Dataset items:
▬▬▬▬▬▬▬▬▬▬

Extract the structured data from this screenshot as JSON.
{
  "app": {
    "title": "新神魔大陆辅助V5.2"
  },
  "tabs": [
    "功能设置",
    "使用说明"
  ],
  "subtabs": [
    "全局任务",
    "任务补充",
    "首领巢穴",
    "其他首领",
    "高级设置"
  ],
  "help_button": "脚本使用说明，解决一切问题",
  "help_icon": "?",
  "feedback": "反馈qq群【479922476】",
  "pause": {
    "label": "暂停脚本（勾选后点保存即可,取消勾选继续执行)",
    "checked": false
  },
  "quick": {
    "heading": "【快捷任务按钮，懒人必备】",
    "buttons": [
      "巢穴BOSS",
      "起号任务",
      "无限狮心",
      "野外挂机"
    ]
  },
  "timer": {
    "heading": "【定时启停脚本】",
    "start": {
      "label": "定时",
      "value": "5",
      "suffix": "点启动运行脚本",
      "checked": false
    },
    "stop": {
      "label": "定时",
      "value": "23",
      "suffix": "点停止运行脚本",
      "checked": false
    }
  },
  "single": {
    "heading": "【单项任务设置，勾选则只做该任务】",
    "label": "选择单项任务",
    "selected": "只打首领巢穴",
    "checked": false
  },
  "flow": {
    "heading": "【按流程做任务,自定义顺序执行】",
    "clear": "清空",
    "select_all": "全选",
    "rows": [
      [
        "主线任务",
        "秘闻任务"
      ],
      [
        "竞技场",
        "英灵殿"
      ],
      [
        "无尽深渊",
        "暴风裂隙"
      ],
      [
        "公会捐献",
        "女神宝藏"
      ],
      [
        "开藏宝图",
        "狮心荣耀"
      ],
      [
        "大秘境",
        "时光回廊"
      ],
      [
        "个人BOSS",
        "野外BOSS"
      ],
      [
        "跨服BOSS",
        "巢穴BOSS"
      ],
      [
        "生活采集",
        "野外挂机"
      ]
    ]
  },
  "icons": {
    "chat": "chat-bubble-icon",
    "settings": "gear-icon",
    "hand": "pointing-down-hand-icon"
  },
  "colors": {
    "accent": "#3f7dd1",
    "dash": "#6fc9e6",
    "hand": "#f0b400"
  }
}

▬▬▬▬▬▬▬▬▬▬

→ PROBLEM DETAILS
Make an exact copy of all the data.

→ CORRECT OUTPUT
Extract the structured data from this screenshot as JSON.
{
  "app": {
    "title": "新神魔大陆辅助V5.2"
  },
  "tabs": [
    "功能设置",
    "使用说明"
  ],
  "subtabs": [
    "全局任务",
    "任务补充",
    "首领巢穴",
    "其他首领",
    "高级设置"
  ],
  "help_button": "脚本使用说明，解决一切问题",
  "help_icon": "?",
  "feedback": "反馈qq群【479922476】",
  "pause": {
    "label": "暂停脚本（勾选后点保存即可,取消勾选继续执行)",
    "checked": false
  },
  "quick": {
    "heading": "【快捷任务按钮，懒人必备】",
    "buttons": [
      "巢穴BOSS",
      "起号任务",
      "无限狮心",
      "野外挂机"
    ]
  },
  "timer": {
    "heading": "【定时启停脚本】",
    "start": {
      "label": "定时",
      "value": "5",
      "suffix": "点启动运行脚本",
      "checked": false
    },
    "stop": {
      "label": "定时",
      "value": "23",
      "suffix": "点停止运行脚本",
      "checked": false
    }
  },
  "single": {
    "heading": "【单项任务设置，勾选则只做该任务】",
    "label": "选择单项任务",
    "selected": "只打首领巢穴",
    "checked": false
  },
  "flow": {
    "heading": "【按流程做任务,自定义顺序执行】",
    "clear": "清空",
    "select_all": "全选",
    "rows": [
      [
        "主线任务",
        "秘闻任务"
      ],
      [
        "竞技场",
        "英灵殿"
      ],
      [
        "无尽深渊",
        "暴风裂隙"
      ],
      [
        "公会捐献",
        "女神宝藏"
      ],
      [
        "开藏宝图",
        "狮心荣耀"
      ],
      [
        "大秘境",
        "时光回廊"
      ],
      [
        "个人BOSS",
        "野外BOSS"
      ],
      [
        "跨服BOSS",
        "巢穴BOSS"
      ],
      [
        "生活采集",
        "野外挂机"
      ]
    ]
  },
  "icons": {
    "chat": "chat-bubble-icon",
    "settings": "gear-icon",
    "hand": "pointing-down-hand-icon"
  },
  "colors": {
    "accent": "#3f7dd1",
    "dash": "#6fc9e6",
    "hand": "#f0b400"
  }
}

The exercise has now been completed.